## BEGIN PROVIDED TEXT

After vaping this for a while I am picking up that its not as "crisp" as I would like it to be. Its a bit more rounded. Not bad at all but i'd like it a bit crisper. 

I think it could be the 2.4 mm ID, which is the largest I have gone on the Lemo. Not sure. But I think its this. Its the exact same juice. Same Rayon. 

But i worry if i go back to 2mm, maybe i will start getting the occasional dry hit again. Although maybe with this new wicking as per Bumblebee's tutorial, it will be ok. 

I will use it like this for a tank or two and then try go back to 2mm

Dialling in the right setup for ones taste and preference is a long road indeed.... 
Lol

Reactions: Like 1


----------



## Yiannaki (20/2/15)

Silver said:


> Thanks @Yiannaki
> 
> After vaping this for a while I am picking up that its not as "crisp" as I would like it to be. Its a bit more rounded. Not bad at all but i'd like it a bit crisper.
> 
> ...



Yep. Most definitely the bigger ID that's losing the crispness. 

Are you finding it slightly wetter as well?

Looking forward to testing your current setup sometime

Reactions: Like 1


----------



## Silver (20/2/15)

Yiannaki said:


> Yep. Most definitely the bigger ID that's losing the crispness.
> 
> Are you finding it slightly wetter as well?
> 
> Looking forward to testing your current setup sometime



Yes, definitely a bit wetter, although the Lemo doesnt really transmit the full wetness anyway up the long chimney, but definitely feels a bit wetter. 

I will keep this setup for a bit because it is good. But i want to try a smaller iD and see what happens


----------



## BumbleBee (20/2/15)

## END PROVIDED TEXT
## BEGIN INFORMATION GIVEN

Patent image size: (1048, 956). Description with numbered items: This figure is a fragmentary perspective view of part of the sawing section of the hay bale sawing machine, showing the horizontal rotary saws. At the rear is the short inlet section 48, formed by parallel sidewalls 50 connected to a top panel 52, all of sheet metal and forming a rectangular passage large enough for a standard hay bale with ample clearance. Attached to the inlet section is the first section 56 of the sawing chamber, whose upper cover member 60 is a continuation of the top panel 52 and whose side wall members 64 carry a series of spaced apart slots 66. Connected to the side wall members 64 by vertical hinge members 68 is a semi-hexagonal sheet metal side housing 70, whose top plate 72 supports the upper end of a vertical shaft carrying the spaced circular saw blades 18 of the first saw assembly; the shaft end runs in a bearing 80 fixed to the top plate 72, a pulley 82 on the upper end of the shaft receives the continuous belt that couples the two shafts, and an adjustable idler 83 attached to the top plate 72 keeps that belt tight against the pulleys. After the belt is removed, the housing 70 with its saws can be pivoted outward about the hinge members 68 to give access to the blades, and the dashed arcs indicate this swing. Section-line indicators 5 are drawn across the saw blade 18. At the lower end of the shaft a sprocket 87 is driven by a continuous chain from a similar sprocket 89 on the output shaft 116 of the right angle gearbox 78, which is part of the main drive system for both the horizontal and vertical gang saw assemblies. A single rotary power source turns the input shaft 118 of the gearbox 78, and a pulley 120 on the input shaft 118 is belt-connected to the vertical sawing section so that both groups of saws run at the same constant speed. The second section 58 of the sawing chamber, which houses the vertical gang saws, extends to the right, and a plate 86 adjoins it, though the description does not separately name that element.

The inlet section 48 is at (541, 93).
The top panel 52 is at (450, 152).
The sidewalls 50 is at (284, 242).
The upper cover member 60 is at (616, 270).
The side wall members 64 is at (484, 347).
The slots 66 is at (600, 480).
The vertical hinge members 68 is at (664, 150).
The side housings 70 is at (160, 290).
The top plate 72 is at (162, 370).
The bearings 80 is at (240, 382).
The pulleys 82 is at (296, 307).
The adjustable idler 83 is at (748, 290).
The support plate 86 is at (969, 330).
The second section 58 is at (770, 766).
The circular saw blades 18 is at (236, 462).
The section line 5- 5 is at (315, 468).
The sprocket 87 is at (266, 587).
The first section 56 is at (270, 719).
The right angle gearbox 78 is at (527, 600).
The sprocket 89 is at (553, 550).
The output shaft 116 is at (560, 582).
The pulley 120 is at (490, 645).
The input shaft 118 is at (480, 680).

## END INFORMATION GIVEN

JOB 1: In the vaping forum thread, what inner diameter is the largest the poster has used on the Lemo?
JOB 2: Write out the passage of the vaping forum thread between "I think it could" and "juice. Same Rayon.", inclusive.
Answer from the vaping forum thread alone.

COMPLETE RESPONSE 1: 2.4 mm

COMPLETE RESPONSE 2:
I think it could be the 2.4 mm ID, which is the largest I have gone on the Lemo. Not sure. But I think its this. Its the exact same juice. Same Rayon.